- Exercise instructions
Quote, without change, all of the lines that follow.

————————

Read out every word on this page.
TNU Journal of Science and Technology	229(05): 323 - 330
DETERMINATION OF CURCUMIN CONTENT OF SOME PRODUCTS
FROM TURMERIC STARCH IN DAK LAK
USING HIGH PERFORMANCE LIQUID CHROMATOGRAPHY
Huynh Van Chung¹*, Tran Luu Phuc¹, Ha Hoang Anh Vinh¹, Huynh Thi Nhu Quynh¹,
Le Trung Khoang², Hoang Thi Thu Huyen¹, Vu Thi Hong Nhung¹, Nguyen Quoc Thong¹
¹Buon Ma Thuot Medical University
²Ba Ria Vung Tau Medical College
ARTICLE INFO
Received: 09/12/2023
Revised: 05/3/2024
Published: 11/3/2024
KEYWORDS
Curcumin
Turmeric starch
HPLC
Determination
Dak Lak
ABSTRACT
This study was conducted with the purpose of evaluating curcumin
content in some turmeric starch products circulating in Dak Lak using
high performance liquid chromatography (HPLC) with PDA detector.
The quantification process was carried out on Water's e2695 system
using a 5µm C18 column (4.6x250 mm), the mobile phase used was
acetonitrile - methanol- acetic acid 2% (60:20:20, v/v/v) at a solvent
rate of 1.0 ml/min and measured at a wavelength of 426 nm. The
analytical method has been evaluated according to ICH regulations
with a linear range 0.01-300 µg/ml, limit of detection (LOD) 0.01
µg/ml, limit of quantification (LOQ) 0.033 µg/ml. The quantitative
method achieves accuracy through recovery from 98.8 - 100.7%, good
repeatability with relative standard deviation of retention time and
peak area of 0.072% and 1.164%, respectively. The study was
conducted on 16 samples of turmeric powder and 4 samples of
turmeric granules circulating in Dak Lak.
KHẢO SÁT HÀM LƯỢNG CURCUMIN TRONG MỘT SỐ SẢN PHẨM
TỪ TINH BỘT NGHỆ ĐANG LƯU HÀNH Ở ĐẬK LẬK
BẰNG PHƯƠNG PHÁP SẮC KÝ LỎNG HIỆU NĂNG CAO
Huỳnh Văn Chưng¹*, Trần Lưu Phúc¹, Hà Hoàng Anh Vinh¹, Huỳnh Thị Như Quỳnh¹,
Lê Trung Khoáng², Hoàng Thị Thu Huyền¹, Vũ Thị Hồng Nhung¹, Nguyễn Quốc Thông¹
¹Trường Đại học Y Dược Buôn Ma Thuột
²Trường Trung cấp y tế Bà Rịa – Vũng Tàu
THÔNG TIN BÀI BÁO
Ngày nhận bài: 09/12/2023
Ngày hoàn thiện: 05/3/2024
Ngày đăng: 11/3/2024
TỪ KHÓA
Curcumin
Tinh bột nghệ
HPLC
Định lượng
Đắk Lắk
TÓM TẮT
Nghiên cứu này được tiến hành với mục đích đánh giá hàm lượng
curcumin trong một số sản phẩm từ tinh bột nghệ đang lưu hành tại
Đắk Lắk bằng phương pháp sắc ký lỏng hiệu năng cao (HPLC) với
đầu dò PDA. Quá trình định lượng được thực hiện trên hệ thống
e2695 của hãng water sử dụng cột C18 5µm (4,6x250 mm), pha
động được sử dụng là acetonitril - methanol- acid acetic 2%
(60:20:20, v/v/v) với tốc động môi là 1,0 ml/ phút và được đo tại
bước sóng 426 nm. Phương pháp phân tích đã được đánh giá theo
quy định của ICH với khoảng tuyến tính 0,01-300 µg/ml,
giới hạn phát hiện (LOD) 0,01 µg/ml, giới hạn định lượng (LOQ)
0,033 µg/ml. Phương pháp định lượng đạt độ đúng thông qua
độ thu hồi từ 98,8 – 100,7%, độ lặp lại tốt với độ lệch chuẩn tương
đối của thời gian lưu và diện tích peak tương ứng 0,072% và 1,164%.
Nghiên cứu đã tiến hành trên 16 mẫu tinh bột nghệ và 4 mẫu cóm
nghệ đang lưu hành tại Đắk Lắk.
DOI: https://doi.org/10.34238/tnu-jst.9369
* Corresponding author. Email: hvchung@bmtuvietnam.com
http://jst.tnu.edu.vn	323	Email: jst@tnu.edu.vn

————————

- Exercise response
Read out every word on this page.
TNU Journal of Science and Technology	229(05): 323 - 330
DETERMINATION OF CURCUMIN CONTENT OF SOME PRODUCTS
FROM TURMERIC STARCH IN DAK LAK
USING HIGH PERFORMANCE LIQUID CHROMATOGRAPHY
Huynh Van Chung¹*, Tran Luu Phuc¹, Ha Hoang Anh Vinh¹, Huynh Thi Nhu Quynh¹,
Le Trung Khoang², Hoang Thi Thu Huyen¹, Vu Thi Hong Nhung¹, Nguyen Quoc Thong¹
¹Buon Ma Thuot Medical University
²Ba Ria Vung Tau Medical College
ARTICLE INFO
Received: 09/12/2023
Revised: 05/3/2024
Published: 11/3/2024
KEYWORDS
Curcumin
Turmeric starch
HPLC
Determination
Dak Lak
ABSTRACT
This study was conducted with the purpose of evaluating curcumin
content in some turmeric starch products circulating in Dak Lak using
high performance liquid chromatography (HPLC) with PDA detector.
The quantification process was carried out on Water's e2695 system
using a 5µm C18 column (4.6x250 mm), the mobile phase used was
acetonitrile - methanol- acetic acid 2% (60:20:20, v/v/v) at a solvent
rate of 1.0 ml/min and measured at a wavelength of 426 nm. The
analytical method has been evaluated according to ICH regulations
with a linear range 0.01-300 µg/ml, limit of detection (LOD) 0.01
µg/ml, limit of quantification (LOQ) 0.033 µg/ml. The quantitative
method achieves accuracy through recovery from 98.8 - 100.7%, good
repeatability with relative standard deviation of retention time and
peak area of 0.072% and 1.164%, respectively. The study was
conducted on 16 samples of turmeric powder and 4 samples of
turmeric granules circulating in Dak Lak.
KHẢO SÁT HÀM LƯỢNG CURCUMIN TRONG MỘT SỐ SẢN PHẨM
TỪ TINH BỘT NGHỆ ĐANG LƯU HÀNH Ở ĐẬK LẬK
BẰNG PHƯƠNG PHÁP SẮC KÝ LỎNG HIỆU NĂNG CAO
Huỳnh Văn Chưng¹*, Trần Lưu Phúc¹, Hà Hoàng Anh Vinh¹, Huỳnh Thị Như Quỳnh¹,
Lê Trung Khoáng², Hoàng Thị Thu Huyền¹, Vũ Thị Hồng Nhung¹, Nguyễn Quốc Thông¹
¹Trường Đại học Y Dược Buôn Ma Thuột
²Trường Trung cấp y tế Bà Rịa – Vũng Tàu
THÔNG TIN BÀI BÁO
Ngày nhận bài: 09/12/2023
Ngày hoàn thiện: 05/3/2024
Ngày đăng: 11/3/2024
TỪ KHÓA
Curcumin
Tinh bột nghệ
HPLC
Định lượng
Đắk Lắk
TÓM TẮT
Nghiên cứu này được tiến hành với mục đích đánh giá hàm lượng
curcumin trong một số sản phẩm từ tinh bột nghệ đang lưu hành tại
Đắk Lắk bằng phương pháp sắc ký lỏng hiệu năng cao (HPLC) với
đầu dò PDA. Quá trình định lượng được thực hiện trên hệ thống
e2695 của hãng water sử dụng cột C18 5µm (4,6x250 mm), pha
động được sử dụng là acetonitril - methanol- acid acetic 2%
(60:20:20, v/v/v) với tốc động môi là 1,0 ml/ phút và được đo tại
bước sóng 426 nm. Phương pháp phân tích đã được đánh giá theo
quy định của ICH với khoảng tuyến tính 0,01-300 µg/ml,
giới hạn phát hiện (LOD) 0,01 µg/ml, giới hạn định lượng (LOQ)
0,033 µg/ml. Phương pháp định lượng đạt độ đúng thông qua
độ thu hồi từ 98,8 – 100,7%, độ lặp lại tốt với độ lệch chuẩn tương
đối của thời gian lưu và diện tích peak tương ứng 0,072% và 1,164%.
Nghiên cứu đã tiến hành trên 16 mẫu tinh bột nghệ và 4 mẫu cóm
nghệ đang lưu hành tại Đắk Lắk.
DOI: https://doi.org/10.34238/tnu-jst.9369
* Corresponding author. Email: hvchung@bmtuvietnam.com
http://jst.tnu.edu.vn	323	Email: jst@tnu.edu.vn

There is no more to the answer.